_WHAT YOU HAVE TO DO_: Go through the material below and report how many lines contain "Ratio". Give only the number.

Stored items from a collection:
══════════════════════════════

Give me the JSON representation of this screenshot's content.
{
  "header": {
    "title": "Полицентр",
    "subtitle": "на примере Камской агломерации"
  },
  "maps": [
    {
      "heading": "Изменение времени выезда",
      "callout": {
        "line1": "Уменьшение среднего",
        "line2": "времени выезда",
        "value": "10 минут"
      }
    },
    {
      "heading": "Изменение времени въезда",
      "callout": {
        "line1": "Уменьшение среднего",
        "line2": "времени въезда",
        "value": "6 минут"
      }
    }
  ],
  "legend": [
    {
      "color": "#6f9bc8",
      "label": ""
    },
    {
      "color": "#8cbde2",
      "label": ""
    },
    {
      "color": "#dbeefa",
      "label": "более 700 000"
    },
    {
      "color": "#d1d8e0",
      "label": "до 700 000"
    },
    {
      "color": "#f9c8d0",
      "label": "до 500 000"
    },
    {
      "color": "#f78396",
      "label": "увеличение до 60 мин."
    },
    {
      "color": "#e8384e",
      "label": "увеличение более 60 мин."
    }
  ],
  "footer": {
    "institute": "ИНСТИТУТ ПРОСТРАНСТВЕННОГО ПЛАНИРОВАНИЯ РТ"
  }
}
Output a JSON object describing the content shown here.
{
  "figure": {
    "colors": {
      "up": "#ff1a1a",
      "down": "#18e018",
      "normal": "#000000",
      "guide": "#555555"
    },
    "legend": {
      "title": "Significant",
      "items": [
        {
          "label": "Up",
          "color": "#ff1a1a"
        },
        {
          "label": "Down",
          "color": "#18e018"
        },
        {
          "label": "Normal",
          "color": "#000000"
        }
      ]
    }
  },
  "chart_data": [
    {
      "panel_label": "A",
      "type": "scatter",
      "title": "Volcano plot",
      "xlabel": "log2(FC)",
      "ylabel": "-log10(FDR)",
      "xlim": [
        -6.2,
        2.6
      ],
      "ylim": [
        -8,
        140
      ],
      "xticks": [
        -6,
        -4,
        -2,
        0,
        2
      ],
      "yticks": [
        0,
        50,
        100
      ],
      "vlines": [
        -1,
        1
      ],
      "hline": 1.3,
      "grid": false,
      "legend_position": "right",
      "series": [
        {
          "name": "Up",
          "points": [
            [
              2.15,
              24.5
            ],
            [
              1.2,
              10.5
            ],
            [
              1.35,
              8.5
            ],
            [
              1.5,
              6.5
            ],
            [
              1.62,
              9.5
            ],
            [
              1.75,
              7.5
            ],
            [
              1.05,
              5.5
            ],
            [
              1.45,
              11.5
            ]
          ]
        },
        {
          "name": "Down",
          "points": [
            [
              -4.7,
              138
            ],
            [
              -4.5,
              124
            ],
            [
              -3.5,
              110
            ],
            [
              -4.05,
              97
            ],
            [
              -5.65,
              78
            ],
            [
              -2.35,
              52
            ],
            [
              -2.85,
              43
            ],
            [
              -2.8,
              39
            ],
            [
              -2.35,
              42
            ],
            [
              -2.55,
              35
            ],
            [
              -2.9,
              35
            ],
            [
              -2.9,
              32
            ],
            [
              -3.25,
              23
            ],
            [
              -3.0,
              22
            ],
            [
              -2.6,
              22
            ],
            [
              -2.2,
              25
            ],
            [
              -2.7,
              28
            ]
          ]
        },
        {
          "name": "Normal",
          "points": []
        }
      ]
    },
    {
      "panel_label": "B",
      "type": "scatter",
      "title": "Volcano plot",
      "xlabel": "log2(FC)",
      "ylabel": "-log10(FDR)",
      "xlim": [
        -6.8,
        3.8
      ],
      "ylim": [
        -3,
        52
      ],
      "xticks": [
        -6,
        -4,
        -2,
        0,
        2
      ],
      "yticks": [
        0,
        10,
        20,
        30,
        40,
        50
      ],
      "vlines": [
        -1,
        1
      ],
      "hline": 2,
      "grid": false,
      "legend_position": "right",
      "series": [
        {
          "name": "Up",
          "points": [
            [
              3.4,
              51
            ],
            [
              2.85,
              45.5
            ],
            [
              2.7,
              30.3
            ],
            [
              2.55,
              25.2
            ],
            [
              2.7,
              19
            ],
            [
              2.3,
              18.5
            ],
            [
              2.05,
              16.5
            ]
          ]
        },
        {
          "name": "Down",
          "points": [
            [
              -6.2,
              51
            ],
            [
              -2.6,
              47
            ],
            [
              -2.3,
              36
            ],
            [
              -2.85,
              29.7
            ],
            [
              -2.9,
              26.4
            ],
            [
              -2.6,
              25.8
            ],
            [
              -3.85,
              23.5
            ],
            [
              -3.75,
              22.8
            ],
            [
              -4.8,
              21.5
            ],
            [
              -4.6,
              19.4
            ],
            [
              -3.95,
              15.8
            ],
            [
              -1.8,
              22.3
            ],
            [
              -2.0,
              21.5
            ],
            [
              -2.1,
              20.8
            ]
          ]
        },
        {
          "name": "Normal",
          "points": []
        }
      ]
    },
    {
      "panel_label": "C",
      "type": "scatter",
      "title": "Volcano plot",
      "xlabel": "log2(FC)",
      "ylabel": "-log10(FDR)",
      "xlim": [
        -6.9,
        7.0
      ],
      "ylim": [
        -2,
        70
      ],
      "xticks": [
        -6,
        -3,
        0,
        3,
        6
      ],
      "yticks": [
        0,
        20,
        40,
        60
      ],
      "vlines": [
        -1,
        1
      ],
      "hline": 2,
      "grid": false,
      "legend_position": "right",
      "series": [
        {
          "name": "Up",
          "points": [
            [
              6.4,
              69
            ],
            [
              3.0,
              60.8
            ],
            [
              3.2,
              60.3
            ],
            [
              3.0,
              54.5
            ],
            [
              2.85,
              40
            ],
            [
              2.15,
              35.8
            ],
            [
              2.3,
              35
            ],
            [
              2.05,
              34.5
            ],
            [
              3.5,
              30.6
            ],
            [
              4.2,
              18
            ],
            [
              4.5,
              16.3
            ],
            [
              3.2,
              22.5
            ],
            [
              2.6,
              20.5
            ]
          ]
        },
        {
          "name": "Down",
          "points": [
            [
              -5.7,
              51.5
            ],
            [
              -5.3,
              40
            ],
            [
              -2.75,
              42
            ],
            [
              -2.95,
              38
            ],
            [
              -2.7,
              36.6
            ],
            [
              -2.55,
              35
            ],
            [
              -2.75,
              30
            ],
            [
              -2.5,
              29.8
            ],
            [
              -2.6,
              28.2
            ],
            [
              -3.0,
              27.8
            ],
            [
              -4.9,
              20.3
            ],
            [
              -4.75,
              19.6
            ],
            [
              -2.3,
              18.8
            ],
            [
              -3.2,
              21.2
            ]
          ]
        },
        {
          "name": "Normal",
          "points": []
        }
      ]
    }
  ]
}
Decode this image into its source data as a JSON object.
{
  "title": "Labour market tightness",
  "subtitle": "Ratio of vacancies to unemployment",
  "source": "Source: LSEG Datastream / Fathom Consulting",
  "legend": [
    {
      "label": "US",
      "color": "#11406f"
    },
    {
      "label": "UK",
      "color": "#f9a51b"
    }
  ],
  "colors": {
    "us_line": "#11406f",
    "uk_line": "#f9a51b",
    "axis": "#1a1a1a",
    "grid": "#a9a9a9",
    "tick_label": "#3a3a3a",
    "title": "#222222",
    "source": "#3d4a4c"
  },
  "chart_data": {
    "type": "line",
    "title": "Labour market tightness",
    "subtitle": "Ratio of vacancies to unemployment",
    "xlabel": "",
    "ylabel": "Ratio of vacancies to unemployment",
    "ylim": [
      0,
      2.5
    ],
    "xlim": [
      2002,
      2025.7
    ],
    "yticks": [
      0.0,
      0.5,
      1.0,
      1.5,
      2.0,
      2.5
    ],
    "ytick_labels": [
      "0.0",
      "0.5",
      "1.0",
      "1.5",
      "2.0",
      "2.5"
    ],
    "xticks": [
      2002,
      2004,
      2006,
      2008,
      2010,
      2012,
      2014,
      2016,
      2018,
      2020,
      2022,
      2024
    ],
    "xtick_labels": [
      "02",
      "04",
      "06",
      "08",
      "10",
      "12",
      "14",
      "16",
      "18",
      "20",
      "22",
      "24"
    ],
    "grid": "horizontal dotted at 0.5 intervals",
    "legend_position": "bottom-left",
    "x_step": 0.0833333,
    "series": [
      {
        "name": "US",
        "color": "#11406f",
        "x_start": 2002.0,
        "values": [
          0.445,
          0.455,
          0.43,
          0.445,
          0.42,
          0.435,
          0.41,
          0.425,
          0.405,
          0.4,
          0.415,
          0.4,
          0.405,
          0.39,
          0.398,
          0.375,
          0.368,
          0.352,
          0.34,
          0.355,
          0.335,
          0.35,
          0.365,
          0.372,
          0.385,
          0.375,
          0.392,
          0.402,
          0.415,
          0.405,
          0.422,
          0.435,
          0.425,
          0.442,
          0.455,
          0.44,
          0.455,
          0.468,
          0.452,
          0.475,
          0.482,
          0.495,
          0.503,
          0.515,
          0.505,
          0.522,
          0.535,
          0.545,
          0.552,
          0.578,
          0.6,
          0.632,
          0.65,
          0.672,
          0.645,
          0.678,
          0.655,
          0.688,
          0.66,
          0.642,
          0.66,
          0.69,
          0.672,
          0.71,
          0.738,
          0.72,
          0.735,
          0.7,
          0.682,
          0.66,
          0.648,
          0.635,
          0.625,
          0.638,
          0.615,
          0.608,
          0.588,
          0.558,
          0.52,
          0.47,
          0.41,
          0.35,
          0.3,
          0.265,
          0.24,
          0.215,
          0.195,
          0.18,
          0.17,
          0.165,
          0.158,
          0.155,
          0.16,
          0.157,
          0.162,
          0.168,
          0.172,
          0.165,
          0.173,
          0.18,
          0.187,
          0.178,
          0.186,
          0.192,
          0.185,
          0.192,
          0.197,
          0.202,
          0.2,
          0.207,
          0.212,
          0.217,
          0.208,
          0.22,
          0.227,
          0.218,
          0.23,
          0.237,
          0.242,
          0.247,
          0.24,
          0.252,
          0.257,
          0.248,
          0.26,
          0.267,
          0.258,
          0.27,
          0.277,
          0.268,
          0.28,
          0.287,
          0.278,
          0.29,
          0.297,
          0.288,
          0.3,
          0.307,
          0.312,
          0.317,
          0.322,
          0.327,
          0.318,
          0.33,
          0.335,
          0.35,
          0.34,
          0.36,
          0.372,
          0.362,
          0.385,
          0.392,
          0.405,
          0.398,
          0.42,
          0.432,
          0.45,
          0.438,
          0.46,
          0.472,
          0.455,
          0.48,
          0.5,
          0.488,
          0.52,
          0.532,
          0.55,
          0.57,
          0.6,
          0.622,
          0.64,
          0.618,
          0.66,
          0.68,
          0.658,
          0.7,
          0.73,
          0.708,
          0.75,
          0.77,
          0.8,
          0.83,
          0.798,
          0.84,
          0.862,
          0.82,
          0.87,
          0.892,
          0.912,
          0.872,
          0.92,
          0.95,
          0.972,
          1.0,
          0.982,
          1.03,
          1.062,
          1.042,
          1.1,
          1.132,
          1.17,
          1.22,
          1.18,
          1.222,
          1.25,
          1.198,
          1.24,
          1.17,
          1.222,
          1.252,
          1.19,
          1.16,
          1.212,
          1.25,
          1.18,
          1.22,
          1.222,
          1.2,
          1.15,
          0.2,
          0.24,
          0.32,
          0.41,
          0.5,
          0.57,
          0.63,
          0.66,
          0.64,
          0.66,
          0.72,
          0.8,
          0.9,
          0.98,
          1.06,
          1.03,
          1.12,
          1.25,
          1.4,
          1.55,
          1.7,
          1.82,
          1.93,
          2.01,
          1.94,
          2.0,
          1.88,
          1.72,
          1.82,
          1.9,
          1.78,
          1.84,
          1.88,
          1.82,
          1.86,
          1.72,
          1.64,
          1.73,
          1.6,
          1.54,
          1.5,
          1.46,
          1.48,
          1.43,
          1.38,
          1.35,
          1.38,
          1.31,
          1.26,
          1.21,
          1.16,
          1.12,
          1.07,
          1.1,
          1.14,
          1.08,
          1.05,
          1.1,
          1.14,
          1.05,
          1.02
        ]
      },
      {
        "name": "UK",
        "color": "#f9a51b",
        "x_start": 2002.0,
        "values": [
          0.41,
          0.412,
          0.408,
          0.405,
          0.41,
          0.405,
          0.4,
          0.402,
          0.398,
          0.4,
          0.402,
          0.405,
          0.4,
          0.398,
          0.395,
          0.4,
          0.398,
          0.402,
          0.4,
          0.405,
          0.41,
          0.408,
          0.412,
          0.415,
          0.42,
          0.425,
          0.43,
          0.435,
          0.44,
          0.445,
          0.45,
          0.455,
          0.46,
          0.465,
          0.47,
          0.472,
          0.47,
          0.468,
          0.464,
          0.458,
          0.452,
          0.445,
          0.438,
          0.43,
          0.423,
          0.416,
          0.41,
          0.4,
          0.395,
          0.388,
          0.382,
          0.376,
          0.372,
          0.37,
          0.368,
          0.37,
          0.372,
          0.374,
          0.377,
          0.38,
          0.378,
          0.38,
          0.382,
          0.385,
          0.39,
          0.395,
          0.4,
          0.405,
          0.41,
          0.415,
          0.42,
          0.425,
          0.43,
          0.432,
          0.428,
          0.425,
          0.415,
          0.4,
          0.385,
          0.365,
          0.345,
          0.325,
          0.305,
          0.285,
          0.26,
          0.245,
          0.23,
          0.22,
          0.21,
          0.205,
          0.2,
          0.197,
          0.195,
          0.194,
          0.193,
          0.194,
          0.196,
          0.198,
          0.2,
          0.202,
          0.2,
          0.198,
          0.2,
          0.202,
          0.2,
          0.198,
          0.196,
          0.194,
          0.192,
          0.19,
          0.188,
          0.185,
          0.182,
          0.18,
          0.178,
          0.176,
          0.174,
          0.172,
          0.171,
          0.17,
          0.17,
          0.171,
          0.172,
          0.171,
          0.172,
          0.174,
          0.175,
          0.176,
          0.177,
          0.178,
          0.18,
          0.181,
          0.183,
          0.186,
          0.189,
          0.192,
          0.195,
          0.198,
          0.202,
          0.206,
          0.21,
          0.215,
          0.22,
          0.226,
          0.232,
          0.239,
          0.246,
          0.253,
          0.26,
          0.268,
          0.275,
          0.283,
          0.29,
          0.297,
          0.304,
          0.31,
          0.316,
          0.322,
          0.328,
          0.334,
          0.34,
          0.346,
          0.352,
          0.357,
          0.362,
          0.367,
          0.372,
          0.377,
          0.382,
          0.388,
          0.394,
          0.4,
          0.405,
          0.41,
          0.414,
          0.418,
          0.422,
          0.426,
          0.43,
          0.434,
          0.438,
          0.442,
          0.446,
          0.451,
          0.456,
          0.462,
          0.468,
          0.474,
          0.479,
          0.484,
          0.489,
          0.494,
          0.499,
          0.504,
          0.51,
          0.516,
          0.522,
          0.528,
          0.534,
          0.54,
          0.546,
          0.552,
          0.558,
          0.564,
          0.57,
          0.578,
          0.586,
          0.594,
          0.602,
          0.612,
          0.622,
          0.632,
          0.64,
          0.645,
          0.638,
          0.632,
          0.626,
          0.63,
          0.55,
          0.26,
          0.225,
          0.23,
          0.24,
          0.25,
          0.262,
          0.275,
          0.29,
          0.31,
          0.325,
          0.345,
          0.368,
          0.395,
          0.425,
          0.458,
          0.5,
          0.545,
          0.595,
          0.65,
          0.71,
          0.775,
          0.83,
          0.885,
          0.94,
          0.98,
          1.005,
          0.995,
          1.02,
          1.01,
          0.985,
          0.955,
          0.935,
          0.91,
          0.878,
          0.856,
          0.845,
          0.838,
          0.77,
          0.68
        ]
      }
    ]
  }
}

══════════════════════════════

_RESULT FOR THIS TASK_: 3